> _Task prompt_
Copy out the records that follow word for word, every line of them, with nothing changed or left out.

> _Available data_

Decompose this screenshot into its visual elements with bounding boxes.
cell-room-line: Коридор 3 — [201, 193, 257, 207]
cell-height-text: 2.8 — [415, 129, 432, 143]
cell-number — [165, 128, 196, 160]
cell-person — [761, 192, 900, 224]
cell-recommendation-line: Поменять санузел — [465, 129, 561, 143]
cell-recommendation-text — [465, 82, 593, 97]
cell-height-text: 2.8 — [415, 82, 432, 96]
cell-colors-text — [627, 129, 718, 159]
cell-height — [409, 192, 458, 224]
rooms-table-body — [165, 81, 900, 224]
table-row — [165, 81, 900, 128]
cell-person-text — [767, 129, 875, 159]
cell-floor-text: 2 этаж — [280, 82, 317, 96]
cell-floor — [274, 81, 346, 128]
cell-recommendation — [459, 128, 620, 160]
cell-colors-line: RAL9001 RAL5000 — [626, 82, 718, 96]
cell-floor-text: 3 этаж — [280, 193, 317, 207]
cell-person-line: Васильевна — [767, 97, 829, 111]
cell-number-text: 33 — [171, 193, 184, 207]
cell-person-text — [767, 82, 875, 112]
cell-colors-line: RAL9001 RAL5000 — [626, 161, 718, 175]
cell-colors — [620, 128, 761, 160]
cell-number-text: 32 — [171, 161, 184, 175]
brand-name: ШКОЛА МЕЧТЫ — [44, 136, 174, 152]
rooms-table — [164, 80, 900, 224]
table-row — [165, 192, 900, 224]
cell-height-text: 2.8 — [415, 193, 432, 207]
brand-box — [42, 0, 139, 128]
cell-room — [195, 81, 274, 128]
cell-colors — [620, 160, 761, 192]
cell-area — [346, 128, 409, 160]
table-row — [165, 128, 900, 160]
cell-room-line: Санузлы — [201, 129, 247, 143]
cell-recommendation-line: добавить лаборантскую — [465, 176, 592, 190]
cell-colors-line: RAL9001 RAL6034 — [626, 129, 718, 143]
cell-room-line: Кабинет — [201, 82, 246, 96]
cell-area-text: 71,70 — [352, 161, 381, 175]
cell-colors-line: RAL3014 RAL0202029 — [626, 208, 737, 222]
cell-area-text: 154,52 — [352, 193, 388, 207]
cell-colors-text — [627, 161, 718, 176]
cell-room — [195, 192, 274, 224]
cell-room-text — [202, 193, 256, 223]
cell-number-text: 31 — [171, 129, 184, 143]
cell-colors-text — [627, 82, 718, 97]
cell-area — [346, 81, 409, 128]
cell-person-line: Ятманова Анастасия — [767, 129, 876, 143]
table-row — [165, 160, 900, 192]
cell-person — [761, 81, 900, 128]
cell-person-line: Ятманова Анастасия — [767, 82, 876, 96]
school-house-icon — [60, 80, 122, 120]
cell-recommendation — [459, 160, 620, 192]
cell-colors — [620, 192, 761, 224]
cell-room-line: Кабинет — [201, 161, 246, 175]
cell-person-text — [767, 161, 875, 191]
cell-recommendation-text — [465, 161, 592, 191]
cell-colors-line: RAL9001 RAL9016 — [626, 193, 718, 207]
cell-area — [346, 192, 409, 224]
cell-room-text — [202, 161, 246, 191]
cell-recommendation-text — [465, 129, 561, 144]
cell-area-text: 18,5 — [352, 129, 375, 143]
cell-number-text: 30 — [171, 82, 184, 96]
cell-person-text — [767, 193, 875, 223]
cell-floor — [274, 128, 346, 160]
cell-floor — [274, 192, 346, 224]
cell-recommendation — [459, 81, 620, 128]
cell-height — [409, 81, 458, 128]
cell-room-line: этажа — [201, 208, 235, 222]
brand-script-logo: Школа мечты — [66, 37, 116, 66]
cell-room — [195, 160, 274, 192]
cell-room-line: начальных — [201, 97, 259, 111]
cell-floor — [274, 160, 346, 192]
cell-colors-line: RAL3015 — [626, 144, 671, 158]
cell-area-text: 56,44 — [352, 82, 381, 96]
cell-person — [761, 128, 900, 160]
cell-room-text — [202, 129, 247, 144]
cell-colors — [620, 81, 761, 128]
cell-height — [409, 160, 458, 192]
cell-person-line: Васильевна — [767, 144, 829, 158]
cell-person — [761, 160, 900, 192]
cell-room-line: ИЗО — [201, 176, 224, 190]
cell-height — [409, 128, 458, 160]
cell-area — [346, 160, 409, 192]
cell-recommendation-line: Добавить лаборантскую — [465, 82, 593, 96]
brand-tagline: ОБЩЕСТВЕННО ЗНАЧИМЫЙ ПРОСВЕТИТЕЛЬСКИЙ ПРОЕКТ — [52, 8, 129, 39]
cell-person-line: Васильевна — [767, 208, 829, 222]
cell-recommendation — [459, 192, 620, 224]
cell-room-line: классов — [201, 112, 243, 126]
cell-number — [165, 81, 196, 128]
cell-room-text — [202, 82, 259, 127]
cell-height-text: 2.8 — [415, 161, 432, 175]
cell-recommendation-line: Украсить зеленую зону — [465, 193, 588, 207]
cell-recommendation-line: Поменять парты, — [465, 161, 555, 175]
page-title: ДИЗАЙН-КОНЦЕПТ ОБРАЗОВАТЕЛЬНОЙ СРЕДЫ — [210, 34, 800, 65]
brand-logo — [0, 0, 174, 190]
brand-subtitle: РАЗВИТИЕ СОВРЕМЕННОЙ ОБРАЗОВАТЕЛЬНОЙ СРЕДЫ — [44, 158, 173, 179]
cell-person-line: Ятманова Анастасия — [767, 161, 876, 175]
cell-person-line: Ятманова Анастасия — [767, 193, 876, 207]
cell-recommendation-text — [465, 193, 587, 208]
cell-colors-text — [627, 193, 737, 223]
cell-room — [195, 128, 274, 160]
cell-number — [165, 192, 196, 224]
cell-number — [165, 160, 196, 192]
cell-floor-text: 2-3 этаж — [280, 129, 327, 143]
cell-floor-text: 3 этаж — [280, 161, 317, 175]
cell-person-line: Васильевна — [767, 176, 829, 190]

> _Task output_
Decompose this screenshot into its visual elements with bounding boxes.
cell-room-line: Коридор 3 — [201, 193, 257, 207]
cell-height-text: 2.8 — [415, 129, 432, 143]
cell-number — [165, 128, 196, 160]
cell-person — [761, 192, 900, 224]
cell-recommendation-line: Поменять санузел — [465, 129, 561, 143]
cell-recommendation-text — [465, 82, 593, 97]
cell-height-text: 2.8 — [415, 82, 432, 96]
cell-colors-text — [627, 129, 718, 159]
cell-height — [409, 192, 458, 224]
rooms-table-body — [165, 81, 900, 224]
table-row — [165, 81, 900, 128]
cell-person-text — [767, 129, 875, 159]
cell-floor-text: 2 этаж — [280, 82, 317, 96]
cell-floor — [274, 81, 346, 128]
cell-recommendation — [459, 128, 620, 160]
cell-colors-line: RAL9001 RAL5000 — [626, 82, 718, 96]
cell-floor-text: 3 этаж — [280, 193, 317, 207]
cell-person-line: Васильевна — [767, 97, 829, 111]
cell-number-text: 33 — [171, 193, 184, 207]
cell-person-text — [767, 82, 875, 112]
cell-colors-line: RAL9001 RAL5000 — [626, 161, 718, 175]
cell-colors — [620, 128, 761, 160]
cell-number-text: 32 — [171, 161, 184, 175]
brand-name: ШКОЛА МЕЧТЫ — [44, 136, 174, 152]
rooms-table — [164, 80, 900, 224]
table-row — [165, 192, 900, 224]
cell-height-text: 2.8 — [415, 193, 432, 207]
brand-box — [42, 0, 139, 128]
cell-room — [195, 81, 274, 128]
cell-colors — [620, 160, 761, 192]
cell-area — [346, 128, 409, 160]
table-row — [165, 128, 900, 160]
cell-room-line: Санузлы — [201, 129, 247, 143]
cell-recommendation-line: добавить лаборантскую — [465, 176, 592, 190]
cell-colors-line: RAL9001 RAL6034 — [626, 129, 718, 143]
cell-room-line: Кабинет — [201, 82, 246, 96]
cell-area-text: 71,70 — [352, 161, 381, 175]
cell-colors-line: RAL3014 RAL0202029 — [626, 208, 737, 222]
cell-area-text: 154,52 — [352, 193, 388, 207]
cell-colors-text — [627, 161, 718, 176]
cell-room — [195, 192, 274, 224]
cell-room-text — [202, 193, 256, 223]
cell-number-text: 31 — [171, 129, 184, 143]
cell-colors-text — [627, 82, 718, 97]
cell-area — [346, 81, 409, 128]
cell-person-line: Ятманова Анастасия — [767, 129, 876, 143]
table-row — [165, 160, 900, 192]
cell-person — [761, 81, 900, 128]
cell-person-line: Ятманова Анастасия — [767, 82, 876, 96]
school-house-icon — [60, 80, 122, 120]
cell-recommendation — [459, 160, 620, 192]
cell-colors — [620, 192, 761, 224]
cell-room-line: Кабинет — [201, 161, 246, 175]
cell-person-text — [767, 161, 875, 191]
cell-recommendation-text — [465, 161, 592, 191]
cell-colors-line: RAL9001 RAL9016 — [626, 193, 718, 207]
cell-area — [346, 192, 409, 224]
cell-room-text — [202, 161, 246, 191]
cell-recommendation-text — [465, 129, 561, 144]
cell-area-text: 18,5 — [352, 129, 375, 143]
cell-number-text: 30 — [171, 82, 184, 96]
cell-person-text — [767, 193, 875, 223]
cell-floor — [274, 128, 346, 160]
cell-floor — [274, 192, 346, 224]
cell-recommendation — [459, 81, 620, 128]
cell-height — [409, 81, 458, 128]
cell-room-line: этажа — [201, 208, 235, 222]
brand-script-logo: Школа мечты — [66, 37, 116, 66]
cell-room — [195, 160, 274, 192]
cell-room-line: начальных — [201, 97, 259, 111]
cell-floor — [274, 160, 346, 192]
cell-colors-line: RAL3015 — [626, 144, 671, 158]
cell-area-text: 56,44 — [352, 82, 381, 96]
cell-person — [761, 128, 900, 160]
cell-room-text — [202, 129, 247, 144]
cell-colors — [620, 81, 761, 128]
cell-height — [409, 160, 458, 192]
cell-person-line: Васильевна — [767, 144, 829, 158]
cell-person — [761, 160, 900, 192]
cell-room-line: ИЗО — [201, 176, 224, 190]
cell-height — [409, 128, 458, 160]
cell-area — [346, 160, 409, 192]
cell-recommendation-line: Добавить лаборантскую — [465, 82, 593, 96]
brand-tagline: ОБЩЕСТВЕННО ЗНАЧИМЫЙ ПРОСВЕТИТЕЛЬСКИЙ ПРОЕКТ — [52, 8, 129, 39]
cell-person-line: Васильевна — [767, 208, 829, 222]
cell-recommendation — [459, 192, 620, 224]
cell-room-line: классов — [201, 112, 243, 126]
cell-number — [165, 81, 196, 128]
cell-room-text — [202, 82, 259, 127]
cell-height-text: 2.8 — [415, 161, 432, 175]
cell-recommendation-line: Украсить зеленую зону — [465, 193, 588, 207]
cell-recommendation-line: Поменять парты, — [465, 161, 555, 175]
page-title: ДИЗАЙН-КОНЦЕПТ ОБРАЗОВАТЕЛЬНОЙ СРЕДЫ — [210, 34, 800, 65]
brand-logo — [0, 0, 174, 190]
brand-subtitle: РАЗВИТИЕ СОВРЕМЕННОЙ ОБРАЗОВАТЕЛЬНОЙ СРЕДЫ — [44, 158, 173, 179]
cell-person-line: Ятманова Анастасия — [767, 161, 876, 175]
cell-person-line: Ятманова Анастасия — [767, 193, 876, 207]
cell-recommendation-text — [465, 193, 587, 208]
cell-colors-text — [627, 193, 737, 223]
cell-room — [195, 128, 274, 160]
cell-number — [165, 192, 196, 224]
cell-number — [165, 160, 196, 192]
cell-floor-text: 2-3 этаж — [280, 129, 327, 143]
cell-floor-text: 3 этаж — [280, 161, 317, 175]
cell-person-line: Васильевна — [767, 176, 829, 190]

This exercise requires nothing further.